● **RECORDS TO USE**:
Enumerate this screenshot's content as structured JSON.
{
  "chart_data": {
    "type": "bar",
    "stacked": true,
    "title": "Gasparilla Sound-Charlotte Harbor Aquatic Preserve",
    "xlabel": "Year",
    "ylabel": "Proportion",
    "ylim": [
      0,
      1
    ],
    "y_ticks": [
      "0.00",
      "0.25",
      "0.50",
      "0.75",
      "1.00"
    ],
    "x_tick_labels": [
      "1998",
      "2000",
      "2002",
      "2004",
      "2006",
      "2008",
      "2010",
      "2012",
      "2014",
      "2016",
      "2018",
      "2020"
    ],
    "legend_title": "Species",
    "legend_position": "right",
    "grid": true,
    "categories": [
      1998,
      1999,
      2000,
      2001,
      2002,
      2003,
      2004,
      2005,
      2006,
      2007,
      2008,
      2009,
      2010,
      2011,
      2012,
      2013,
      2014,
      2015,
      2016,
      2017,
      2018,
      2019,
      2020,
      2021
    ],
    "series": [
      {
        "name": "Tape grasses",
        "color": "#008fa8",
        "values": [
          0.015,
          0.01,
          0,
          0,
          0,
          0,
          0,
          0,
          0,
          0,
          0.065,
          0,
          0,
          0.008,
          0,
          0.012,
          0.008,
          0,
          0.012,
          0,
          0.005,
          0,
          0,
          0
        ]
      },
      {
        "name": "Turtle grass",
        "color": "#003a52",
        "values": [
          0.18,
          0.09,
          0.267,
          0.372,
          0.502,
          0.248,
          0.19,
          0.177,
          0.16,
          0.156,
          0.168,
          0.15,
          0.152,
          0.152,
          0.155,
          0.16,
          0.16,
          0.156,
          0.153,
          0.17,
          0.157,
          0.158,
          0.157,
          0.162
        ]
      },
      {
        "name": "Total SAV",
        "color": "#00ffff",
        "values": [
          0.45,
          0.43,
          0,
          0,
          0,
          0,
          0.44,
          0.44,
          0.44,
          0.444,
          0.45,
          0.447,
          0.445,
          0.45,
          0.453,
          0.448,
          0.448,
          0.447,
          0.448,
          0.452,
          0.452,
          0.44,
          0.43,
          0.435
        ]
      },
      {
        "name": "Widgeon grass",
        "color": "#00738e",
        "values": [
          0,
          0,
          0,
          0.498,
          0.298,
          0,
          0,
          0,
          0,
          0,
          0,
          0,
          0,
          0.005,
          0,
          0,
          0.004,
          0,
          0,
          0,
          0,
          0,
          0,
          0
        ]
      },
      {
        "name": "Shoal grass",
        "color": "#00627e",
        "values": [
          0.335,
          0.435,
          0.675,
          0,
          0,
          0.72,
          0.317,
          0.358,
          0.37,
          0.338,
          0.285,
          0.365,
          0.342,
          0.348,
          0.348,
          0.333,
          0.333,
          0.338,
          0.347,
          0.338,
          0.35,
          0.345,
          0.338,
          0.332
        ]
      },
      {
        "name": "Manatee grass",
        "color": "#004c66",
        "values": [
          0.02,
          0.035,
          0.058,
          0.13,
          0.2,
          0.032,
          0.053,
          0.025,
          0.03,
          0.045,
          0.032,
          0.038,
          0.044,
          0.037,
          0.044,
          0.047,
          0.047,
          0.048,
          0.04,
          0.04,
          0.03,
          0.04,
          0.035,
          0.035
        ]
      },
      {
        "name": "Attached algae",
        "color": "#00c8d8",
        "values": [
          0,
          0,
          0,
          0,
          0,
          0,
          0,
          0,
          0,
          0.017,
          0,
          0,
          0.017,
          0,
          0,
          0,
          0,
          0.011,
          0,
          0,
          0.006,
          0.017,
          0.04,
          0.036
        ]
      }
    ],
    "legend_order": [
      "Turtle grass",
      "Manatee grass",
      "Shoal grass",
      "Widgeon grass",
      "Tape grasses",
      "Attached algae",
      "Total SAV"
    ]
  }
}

● **WHAT TO DO**: Where a line in the entries holds the word "color", copy that line.

● **THE SOLUTION**:
        "color": "#008fa8",
        "color": "#003a52",
        "color": "#00ffff",
        "color": "#00738e",
        "color": "#00627e",
        "color": "#004c66",
        "color": "#00c8d8",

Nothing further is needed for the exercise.